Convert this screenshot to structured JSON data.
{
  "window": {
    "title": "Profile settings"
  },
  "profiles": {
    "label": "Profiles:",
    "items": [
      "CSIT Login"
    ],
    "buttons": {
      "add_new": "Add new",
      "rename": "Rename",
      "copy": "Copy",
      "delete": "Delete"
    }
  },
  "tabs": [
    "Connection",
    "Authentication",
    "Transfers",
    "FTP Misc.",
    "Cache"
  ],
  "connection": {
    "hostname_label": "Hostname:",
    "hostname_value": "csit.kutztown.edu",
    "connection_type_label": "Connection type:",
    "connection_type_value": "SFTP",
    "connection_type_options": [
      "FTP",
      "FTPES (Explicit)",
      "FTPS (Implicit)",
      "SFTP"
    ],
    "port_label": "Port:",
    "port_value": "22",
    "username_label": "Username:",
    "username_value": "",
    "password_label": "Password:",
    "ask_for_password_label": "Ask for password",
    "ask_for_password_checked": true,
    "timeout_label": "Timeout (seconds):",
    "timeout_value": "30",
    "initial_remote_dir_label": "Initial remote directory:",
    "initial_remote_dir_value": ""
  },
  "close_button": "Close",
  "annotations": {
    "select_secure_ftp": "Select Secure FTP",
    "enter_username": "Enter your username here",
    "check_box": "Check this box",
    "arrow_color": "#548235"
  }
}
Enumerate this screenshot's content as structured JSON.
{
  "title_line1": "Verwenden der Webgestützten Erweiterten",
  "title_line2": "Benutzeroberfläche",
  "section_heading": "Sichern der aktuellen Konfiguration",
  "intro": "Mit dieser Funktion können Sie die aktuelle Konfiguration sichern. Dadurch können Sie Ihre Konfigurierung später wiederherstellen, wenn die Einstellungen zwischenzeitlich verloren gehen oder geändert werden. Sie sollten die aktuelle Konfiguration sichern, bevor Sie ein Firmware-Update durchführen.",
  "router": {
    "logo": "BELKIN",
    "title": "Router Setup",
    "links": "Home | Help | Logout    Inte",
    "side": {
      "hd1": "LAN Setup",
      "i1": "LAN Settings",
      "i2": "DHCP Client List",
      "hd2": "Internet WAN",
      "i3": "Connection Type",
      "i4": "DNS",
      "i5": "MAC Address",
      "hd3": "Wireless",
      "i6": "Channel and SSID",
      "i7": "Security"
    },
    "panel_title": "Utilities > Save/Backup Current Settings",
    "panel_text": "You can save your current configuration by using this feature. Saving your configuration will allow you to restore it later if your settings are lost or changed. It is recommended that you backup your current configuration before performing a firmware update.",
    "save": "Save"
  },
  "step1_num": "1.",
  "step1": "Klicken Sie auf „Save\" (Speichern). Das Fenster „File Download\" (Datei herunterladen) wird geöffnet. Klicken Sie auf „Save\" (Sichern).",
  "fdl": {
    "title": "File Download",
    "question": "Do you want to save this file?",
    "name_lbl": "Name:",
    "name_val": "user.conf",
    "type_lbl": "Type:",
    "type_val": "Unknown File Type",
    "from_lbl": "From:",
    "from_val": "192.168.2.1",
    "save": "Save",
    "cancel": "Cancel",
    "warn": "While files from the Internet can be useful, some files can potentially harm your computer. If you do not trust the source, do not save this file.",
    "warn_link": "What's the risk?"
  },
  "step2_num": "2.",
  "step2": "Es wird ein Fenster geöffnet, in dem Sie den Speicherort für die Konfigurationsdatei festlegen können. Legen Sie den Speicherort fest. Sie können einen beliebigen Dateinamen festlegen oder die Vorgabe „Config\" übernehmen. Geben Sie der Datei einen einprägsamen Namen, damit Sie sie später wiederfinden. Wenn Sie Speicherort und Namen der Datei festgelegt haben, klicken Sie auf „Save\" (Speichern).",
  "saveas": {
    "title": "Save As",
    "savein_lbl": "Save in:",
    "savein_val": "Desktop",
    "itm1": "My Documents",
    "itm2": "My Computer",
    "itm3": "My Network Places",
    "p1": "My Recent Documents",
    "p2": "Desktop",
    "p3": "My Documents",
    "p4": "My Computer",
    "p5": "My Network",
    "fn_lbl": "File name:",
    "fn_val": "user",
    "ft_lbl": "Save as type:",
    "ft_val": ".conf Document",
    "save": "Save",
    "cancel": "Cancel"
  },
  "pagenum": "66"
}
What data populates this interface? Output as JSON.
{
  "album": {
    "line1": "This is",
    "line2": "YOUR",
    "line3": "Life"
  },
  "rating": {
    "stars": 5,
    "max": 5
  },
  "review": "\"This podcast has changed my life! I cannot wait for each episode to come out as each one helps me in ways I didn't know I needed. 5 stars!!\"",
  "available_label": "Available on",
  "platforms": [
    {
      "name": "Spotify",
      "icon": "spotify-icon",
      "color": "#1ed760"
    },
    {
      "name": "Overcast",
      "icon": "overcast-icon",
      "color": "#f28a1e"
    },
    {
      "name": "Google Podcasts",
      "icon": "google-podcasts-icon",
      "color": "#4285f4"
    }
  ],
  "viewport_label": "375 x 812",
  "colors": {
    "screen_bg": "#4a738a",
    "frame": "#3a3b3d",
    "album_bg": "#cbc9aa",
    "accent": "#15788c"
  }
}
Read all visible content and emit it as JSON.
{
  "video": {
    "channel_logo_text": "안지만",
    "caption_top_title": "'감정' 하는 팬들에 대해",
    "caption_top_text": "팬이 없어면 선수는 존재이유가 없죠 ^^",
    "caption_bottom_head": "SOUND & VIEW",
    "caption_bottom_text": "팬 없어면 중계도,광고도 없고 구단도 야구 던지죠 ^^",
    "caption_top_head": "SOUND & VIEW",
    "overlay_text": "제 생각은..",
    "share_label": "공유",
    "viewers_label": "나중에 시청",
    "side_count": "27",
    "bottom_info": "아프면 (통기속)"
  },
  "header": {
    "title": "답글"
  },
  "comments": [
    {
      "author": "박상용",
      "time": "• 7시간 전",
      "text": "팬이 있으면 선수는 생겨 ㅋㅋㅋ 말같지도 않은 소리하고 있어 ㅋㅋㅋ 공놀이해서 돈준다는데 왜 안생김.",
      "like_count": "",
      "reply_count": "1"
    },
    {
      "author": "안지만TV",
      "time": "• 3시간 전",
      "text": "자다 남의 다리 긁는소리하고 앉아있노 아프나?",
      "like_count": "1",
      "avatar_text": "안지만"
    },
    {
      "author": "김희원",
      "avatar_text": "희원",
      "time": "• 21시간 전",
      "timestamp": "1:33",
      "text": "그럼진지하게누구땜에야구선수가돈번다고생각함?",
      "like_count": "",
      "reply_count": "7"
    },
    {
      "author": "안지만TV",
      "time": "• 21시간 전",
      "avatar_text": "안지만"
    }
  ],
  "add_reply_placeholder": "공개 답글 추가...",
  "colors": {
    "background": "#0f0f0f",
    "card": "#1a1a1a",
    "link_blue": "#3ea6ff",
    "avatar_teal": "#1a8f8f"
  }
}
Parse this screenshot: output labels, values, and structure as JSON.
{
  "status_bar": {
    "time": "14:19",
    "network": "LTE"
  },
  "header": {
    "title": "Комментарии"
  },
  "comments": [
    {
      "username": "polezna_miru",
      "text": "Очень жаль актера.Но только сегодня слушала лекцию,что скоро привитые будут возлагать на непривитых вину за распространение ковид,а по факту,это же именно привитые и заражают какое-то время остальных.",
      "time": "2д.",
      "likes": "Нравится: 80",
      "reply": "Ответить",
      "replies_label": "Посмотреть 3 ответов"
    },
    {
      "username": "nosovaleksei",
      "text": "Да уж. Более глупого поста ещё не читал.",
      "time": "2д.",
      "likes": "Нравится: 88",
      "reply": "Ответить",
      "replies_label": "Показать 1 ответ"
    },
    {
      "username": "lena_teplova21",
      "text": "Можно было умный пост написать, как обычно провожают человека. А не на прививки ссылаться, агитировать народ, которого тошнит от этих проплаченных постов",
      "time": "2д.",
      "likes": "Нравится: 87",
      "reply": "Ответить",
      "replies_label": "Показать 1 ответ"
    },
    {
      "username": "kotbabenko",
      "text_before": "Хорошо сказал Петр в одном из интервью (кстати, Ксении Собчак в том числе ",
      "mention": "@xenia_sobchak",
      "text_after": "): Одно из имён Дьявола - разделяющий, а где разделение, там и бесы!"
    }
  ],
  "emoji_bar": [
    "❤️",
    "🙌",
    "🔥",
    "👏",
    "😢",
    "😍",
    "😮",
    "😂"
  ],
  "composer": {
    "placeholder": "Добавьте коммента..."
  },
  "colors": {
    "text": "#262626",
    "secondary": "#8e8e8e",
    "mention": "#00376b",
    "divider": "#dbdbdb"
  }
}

•••••

▶ _Task directions_:
Locate the word "später" in the data above. Copy every line carrying it.

▶ _Result below_:
  "intro": "Mit dieser Funktion können Sie die aktuelle Konfiguration sichern. Dadurch können Sie Ihre Konfigurierung später wiederherstellen, wenn die Einstellungen zwischenzeitlich verloren gehen oder geändert werden. Sie sollten die aktuelle Konfiguration sichern, bevor Sie ein Firmware-Update durchführen.",
  "step2": "Es wird ein Fenster geöffnet, in dem Sie den Speicherort für die Konfigurationsdatei festlegen können. Legen Sie den Speicherort fest. Sie können einen beliebigen Dateinamen festlegen oder die Vorgabe „Config\" übernehmen. Geben Sie der Datei einen einprägsamen Namen, damit Sie sie später wiederfinden. Wenn Sie Speicherort und Namen der Datei festgelegt haben, klicken Sie auf „Save\" (Speichern).",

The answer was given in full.